** start DATA RECORDS **

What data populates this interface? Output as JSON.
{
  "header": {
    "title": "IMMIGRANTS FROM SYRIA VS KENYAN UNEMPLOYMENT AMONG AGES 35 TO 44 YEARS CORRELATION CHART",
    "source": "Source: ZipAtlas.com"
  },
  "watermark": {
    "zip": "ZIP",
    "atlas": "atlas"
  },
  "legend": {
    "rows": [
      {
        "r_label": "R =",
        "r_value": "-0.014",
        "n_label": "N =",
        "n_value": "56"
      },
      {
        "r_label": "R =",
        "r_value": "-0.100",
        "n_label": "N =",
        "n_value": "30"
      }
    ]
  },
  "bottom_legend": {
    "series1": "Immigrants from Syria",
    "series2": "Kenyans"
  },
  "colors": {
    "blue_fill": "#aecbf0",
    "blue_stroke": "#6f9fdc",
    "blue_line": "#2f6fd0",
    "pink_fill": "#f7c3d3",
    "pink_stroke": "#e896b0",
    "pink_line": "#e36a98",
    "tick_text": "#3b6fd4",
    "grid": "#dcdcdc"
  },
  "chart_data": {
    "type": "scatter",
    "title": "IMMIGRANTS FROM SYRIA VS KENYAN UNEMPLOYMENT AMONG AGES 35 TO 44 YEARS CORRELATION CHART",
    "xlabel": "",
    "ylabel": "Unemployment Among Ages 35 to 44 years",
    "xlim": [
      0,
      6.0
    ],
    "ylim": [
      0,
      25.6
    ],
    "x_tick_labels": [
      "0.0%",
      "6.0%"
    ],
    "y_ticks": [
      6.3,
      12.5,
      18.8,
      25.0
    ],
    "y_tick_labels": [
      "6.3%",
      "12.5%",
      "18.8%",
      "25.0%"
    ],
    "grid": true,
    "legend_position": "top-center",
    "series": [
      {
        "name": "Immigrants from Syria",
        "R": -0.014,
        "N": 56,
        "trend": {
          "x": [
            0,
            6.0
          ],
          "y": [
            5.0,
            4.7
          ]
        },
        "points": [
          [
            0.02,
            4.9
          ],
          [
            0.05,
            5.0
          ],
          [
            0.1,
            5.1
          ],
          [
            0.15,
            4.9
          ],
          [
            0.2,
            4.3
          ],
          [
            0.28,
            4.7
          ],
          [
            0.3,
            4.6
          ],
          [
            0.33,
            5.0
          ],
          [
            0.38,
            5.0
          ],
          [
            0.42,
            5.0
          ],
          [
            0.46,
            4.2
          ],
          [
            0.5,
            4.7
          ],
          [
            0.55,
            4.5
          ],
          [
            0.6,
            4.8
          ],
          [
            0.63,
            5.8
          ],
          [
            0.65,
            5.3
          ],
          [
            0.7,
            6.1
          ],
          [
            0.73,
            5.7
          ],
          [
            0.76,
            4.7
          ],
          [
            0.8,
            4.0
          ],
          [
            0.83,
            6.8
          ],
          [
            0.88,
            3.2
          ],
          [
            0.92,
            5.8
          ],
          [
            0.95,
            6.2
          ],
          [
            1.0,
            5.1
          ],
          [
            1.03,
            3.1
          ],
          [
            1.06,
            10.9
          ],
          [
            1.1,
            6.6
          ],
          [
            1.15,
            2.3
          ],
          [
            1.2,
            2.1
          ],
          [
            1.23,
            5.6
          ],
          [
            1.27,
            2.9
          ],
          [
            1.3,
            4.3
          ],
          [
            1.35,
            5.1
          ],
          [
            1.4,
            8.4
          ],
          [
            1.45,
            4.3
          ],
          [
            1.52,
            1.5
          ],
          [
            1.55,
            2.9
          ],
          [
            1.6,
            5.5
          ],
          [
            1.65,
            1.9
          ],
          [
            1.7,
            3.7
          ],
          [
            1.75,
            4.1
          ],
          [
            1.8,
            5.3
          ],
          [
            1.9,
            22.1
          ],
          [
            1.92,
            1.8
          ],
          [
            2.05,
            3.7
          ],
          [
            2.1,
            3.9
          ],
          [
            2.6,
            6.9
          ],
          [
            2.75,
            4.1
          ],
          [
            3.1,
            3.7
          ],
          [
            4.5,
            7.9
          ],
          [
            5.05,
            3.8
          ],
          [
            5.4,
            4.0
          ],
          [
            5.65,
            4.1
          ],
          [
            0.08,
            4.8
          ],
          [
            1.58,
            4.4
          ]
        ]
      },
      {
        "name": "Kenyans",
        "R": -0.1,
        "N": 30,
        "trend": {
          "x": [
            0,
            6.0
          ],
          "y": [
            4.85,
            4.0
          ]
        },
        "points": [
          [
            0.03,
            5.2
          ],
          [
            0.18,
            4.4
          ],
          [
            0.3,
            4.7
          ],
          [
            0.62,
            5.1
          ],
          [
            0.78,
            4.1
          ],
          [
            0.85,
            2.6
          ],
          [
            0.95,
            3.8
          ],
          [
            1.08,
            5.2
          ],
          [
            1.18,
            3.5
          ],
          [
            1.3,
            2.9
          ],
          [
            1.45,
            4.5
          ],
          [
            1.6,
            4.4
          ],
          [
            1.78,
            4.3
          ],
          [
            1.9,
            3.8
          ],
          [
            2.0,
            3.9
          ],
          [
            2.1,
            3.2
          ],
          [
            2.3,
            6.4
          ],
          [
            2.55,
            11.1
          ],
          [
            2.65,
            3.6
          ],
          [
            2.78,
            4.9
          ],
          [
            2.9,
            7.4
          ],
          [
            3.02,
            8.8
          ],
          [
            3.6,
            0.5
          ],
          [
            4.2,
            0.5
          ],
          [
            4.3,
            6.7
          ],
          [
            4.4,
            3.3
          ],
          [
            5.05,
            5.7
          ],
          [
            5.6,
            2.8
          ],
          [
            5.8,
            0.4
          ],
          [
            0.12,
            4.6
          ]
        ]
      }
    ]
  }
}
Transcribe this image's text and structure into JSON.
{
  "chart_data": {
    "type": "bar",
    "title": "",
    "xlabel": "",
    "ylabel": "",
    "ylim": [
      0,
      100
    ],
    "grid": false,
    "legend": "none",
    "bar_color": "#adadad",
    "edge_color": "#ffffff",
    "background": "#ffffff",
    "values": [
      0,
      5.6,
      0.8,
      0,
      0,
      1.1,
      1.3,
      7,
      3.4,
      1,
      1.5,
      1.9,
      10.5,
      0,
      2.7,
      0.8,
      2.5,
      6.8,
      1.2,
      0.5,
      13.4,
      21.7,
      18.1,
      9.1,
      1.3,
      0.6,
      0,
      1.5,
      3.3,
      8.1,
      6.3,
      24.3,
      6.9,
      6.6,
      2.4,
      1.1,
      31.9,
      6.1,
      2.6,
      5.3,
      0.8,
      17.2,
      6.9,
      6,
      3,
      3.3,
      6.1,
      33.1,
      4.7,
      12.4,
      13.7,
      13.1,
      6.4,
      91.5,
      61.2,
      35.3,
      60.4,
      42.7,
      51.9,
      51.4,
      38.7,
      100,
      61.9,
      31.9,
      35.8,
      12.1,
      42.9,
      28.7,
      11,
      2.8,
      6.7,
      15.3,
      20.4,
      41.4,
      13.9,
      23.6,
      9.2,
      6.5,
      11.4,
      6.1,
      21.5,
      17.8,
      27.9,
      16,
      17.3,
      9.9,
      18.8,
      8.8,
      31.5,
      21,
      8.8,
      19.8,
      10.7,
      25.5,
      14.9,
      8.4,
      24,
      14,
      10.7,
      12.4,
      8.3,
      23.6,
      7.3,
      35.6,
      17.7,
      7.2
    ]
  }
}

** end DATA RECORDS **

# [INSTRUCTIONS FOR THE TASK]
Locate all lines holding the word "ylabel", then copy them out.

# [EXERCISE OUTPUT]
    "ylabel": "Unemployment Among Ages 35 to 44 years",
    "ylabel": "",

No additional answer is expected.